• _Task goal_: Without altering anything, output the material below.
/---
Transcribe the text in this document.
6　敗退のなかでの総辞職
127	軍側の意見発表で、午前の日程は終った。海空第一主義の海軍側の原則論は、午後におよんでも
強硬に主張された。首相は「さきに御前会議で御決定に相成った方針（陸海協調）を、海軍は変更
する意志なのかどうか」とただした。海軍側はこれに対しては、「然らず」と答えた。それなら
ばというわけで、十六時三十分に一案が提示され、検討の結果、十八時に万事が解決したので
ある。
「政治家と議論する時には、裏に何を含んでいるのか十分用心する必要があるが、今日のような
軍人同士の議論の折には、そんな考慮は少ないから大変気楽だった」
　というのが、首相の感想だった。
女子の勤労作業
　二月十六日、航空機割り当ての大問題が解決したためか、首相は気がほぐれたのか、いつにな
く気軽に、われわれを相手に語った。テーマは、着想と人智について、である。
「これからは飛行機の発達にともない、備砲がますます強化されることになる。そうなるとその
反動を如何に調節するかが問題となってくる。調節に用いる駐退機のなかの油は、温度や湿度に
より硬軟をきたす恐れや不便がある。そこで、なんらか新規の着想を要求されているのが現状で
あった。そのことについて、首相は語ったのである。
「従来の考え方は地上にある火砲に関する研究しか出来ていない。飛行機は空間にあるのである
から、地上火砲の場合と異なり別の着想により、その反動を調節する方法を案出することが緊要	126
\---
• _Correct output_:
Transcribe the text in this document.
6　敗退のなかでの総辞職
127	軍側の意見発表で、午前の日程は終った。海空第一主義の海軍側の原則論は、午後におよんでも
強硬に主張された。首相は「さきに御前会議で御決定に相成った方針（陸海協調）を、海軍は変更
する意志なのかどうか」とただした。海軍側はこれに対しては、「然らず」と答えた。それなら
ばというわけで、十六時三十分に一案が提示され、検討の結果、十八時に万事が解決したので
ある。
「政治家と議論する時には、裏に何を含んでいるのか十分用心する必要があるが、今日のような
軍人同士の議論の折には、そんな考慮は少ないから大変気楽だった」
　というのが、首相の感想だった。
女子の勤労作業
　二月十六日、航空機割り当ての大問題が解決したためか、首相は気がほぐれたのか、いつにな
く気軽に、われわれを相手に語った。テーマは、着想と人智について、である。
「これからは飛行機の発達にともない、備砲がますます強化されることになる。そうなるとその
反動を如何に調節するかが問題となってくる。調節に用いる駐退機のなかの油は、温度や湿度に
より硬軟をきたす恐れや不便がある。そこで、なんらか新規の着想を要求されているのが現状で
あった。そのことについて、首相は語ったのである。
「従来の考え方は地上にある火砲に関する研究しか出来ていない。飛行機は空間にあるのである
から、地上火砲の場合と異なり別の着想により、その反動を調節する方法を案出することが緊要	126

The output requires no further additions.